## [WRITTEN EXERCISE]
Give the number of lines holding the string "Price" and nothing more.

## Start PROVIDED ENTRIES

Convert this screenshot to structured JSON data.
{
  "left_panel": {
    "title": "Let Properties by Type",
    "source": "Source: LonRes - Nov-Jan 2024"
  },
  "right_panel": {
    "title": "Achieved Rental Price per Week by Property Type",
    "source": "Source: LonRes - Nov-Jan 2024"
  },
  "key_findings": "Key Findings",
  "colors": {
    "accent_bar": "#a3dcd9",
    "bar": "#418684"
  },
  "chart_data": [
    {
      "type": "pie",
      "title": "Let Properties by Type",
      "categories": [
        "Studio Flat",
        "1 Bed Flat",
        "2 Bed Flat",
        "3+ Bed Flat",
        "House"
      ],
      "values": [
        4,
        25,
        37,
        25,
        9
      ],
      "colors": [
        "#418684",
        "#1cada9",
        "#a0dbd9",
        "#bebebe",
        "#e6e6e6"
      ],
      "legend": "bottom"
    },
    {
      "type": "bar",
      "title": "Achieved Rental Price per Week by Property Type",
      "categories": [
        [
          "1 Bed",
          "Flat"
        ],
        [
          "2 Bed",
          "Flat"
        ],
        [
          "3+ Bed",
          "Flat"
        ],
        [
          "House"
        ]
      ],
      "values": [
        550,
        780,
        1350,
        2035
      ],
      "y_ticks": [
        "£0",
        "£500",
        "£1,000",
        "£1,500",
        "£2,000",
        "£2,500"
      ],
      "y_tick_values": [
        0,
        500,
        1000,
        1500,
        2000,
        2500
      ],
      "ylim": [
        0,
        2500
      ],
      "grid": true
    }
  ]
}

## End PROVIDED ENTRIES

## [THE REPLY]
2